● **Objective**
Your task is to repeat the entries word for word while leaving out the pictures.

(A run of records)
#####

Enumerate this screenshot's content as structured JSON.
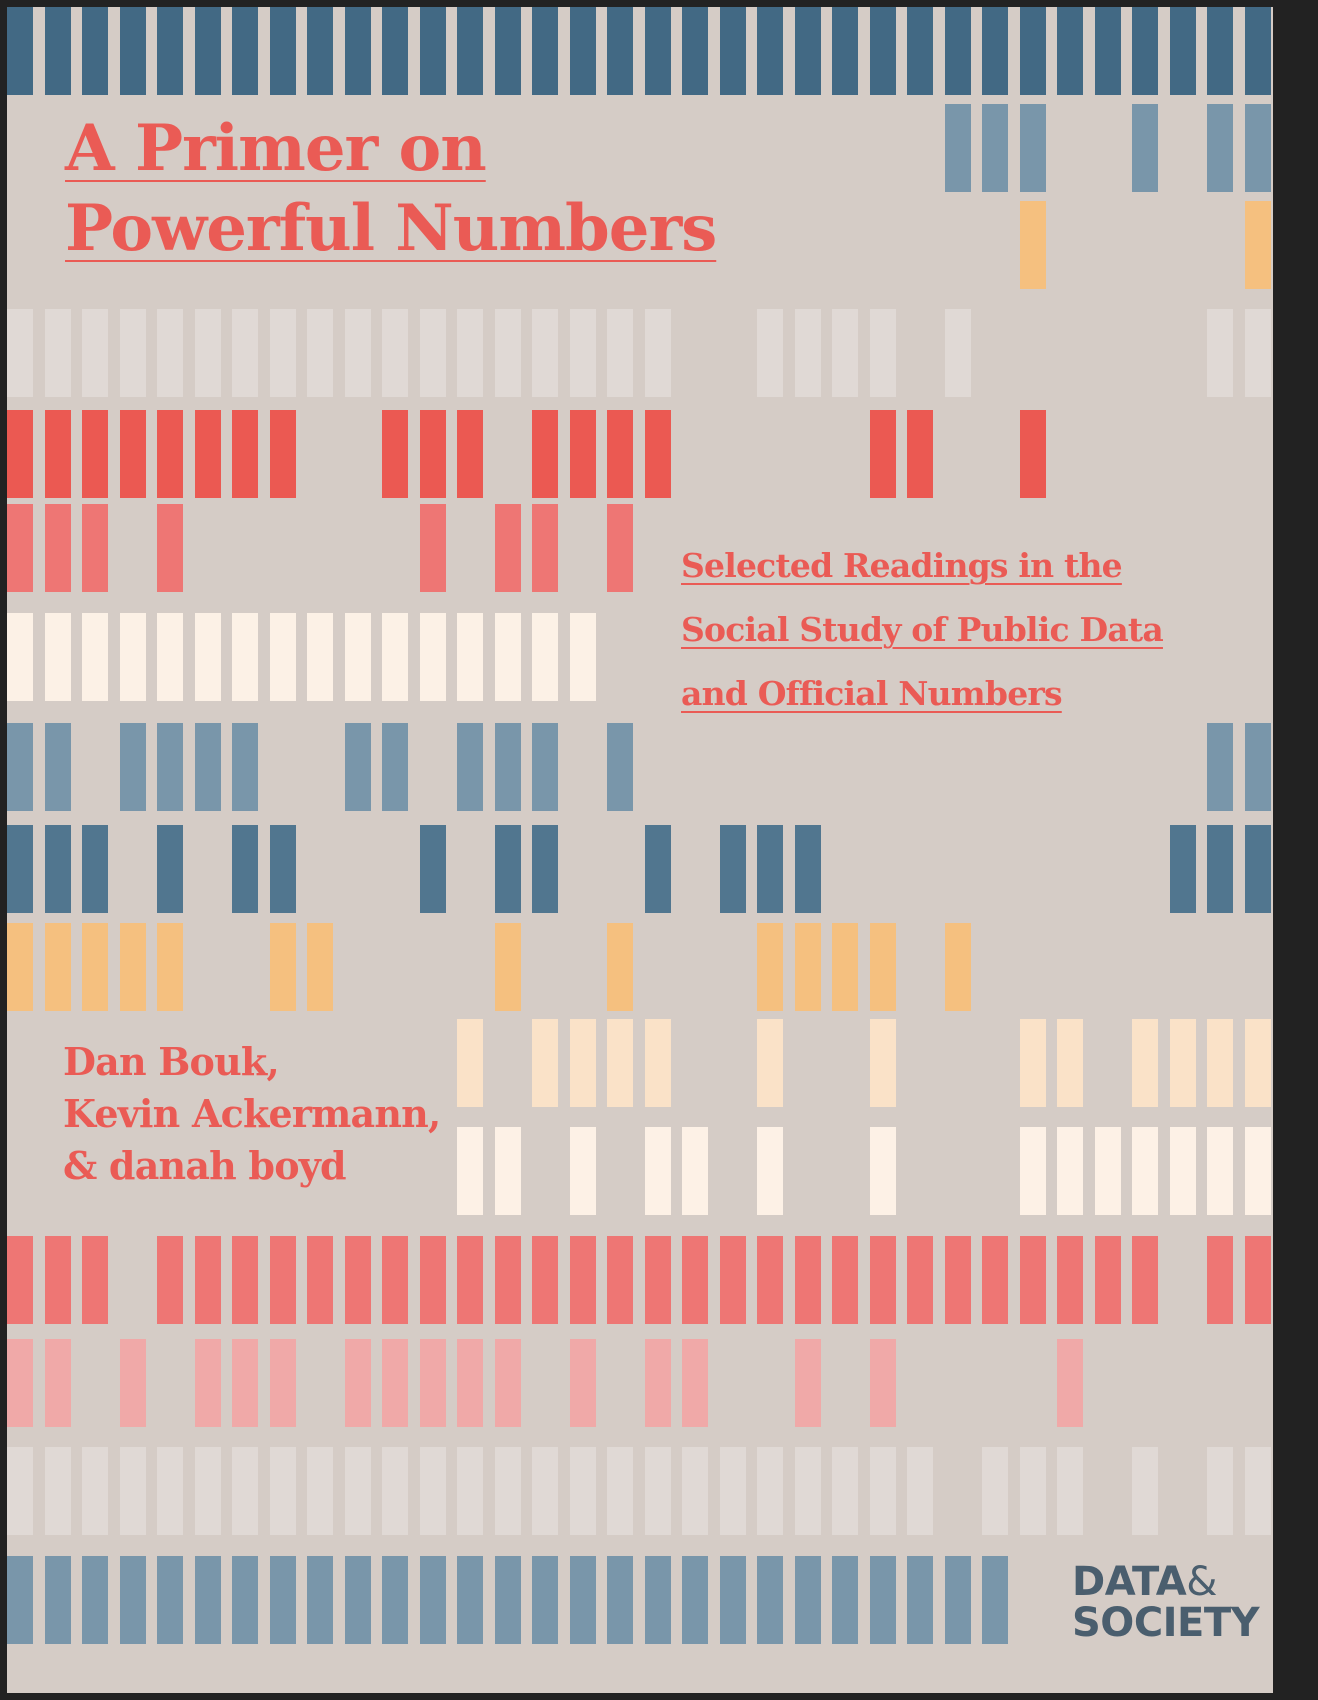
{
  "cover": {
    "title_line1": "A Primer on",
    "title_line2": "Powerful Numbers",
    "subtitle_line1": "Selected Readings in the",
    "subtitle_line2": "Social Study of Public Data",
    "subtitle_line3": "and Official Numbers",
    "authors": [
      "Dan Bouk,",
      "Kevin Ackermann,",
      "& danah boyd"
    ],
    "logo_line1": "DATA",
    "logo_amp": "&",
    "logo_line2": "SOCIETY"
  },
  "colors": {
    "background": "#d5ccc6",
    "accent": "#ea5b55",
    "logo": "#4a5e6e"
  },
  "bar_pattern": {
    "columns": 34,
    "rows": [
      {
        "color": "#426984",
        "on": "1111111111111111111111111111111111"
      },
      {
        "color": "#7996aa",
        "on": "0000000000000000000000000111001011"
      },
      {
        "color": "#f5c07f",
        "on": "0000000000000000000000000001000001"
      },
      {
        "color": "#e0d9d5",
        "on": "1111111111111111110011110100000011"
      },
      {
        "color": "#eb5952",
        "on": "1111111100111011110000011001000000"
      },
      {
        "color": "#ee7674",
        "on": "1110100000010110100000000000000000"
      },
      {
        "color": "#fcf1e6",
        "on": "1111111111111111000000000000000000"
      },
      {
        "color": "#7996aa",
        "on": "1101111001101110100000000000000011"
      },
      {
        "color": "#51768f",
        "on": "1110101100010110010111000000000111"
      },
      {
        "color": "#f5c07f",
        "on": "1111100110000100100011110100000000"
      },
      {
        "color": "#fae2c8",
        "on": "0000000000001011110010010001101111"
      },
      {
        "color": "#fdf1e6",
        "on": "0000000000001101011010010001111111"
      },
      {
        "color": "#ee7674",
        "on": "1110111111111111111111111111111011"
      },
      {
        "color": "#f0a9a8",
        "on": "1101011101111101011001010000100000"
      },
      {
        "color": "#e0d9d5",
        "on": "1111111111111111111111111011101011"
      },
      {
        "color": "#7996aa",
        "on": "1111111111111111111111111110000000"
      }
    ]
  }
}
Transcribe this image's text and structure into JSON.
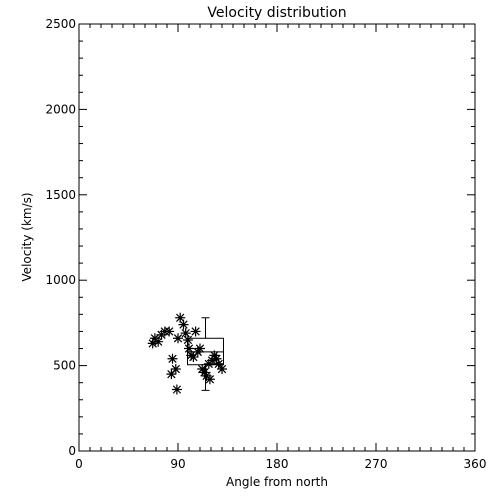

#####

● **Worked solution**
Enumerate this screenshot's content as structured JSON.
{
  "cover": {
    "title_line1": "A Primer on",
    "title_line2": "Powerful Numbers",
    "subtitle_line1": "Selected Readings in the",
    "subtitle_line2": "Social Study of Public Data",
    "subtitle_line3": "and Official Numbers",
    "authors": [
      "Dan Bouk,",
      "Kevin Ackermann,",
      "& danah boyd"
    ],
    "logo_line1": "DATA",
    "logo_amp": "&",
    "logo_line2": "SOCIETY"
  },
  "colors": {
    "background": "#d5ccc6",
    "accent": "#ea5b55",
    "logo": "#4a5e6e"
  },
  "bar_pattern": {
    "columns": 34,
    "rows": [
      {
        "color": "#426984",
        "on": "1111111111111111111111111111111111"
      },
      {
        "color": "#7996aa",
        "on": "0000000000000000000000000111001011"
      },
      {
        "color": "#f5c07f",
        "on": "0000000000000000000000000001000001"
      },
      {
        "color": "#e0d9d5",
        "on": "1111111111111111110011110100000011"
      },
      {
        "color": "#eb5952",
        "on": "1111111100111011110000011001000000"
      },
      {
        "color": "#ee7674",
        "on": "1110100000010110100000000000000000"
      },
      {
        "color": "#fcf1e6",
        "on": "1111111111111111000000000000000000"
      },
      {
        "color": "#7996aa",
        "on": "1101111001101110100000000000000011"
      },
      {
        "color": "#51768f",
        "on": "1110101100010110010111000000000111"
      },
      {
        "color": "#f5c07f",
        "on": "1111100110000100100011110100000000"
      },
      {
        "color": "#fae2c8",
        "on": "0000000000001011110010010001101111"
      },
      {
        "color": "#fdf1e6",
        "on": "0000000000001101011010010001111111"
      },
      {
        "color": "#ee7674",
        "on": "1110111111111111111111111111111011"
      },
      {
        "color": "#f0a9a8",
        "on": "1101011101111101011001010000100000"
      },
      {
        "color": "#e0d9d5",
        "on": "1111111111111111111111111011101011"
      },
      {
        "color": "#7996aa",
        "on": "1111111111111111111111111110000000"
      }
    ]
  }
}
Transcribe this image's text and structure into JSON.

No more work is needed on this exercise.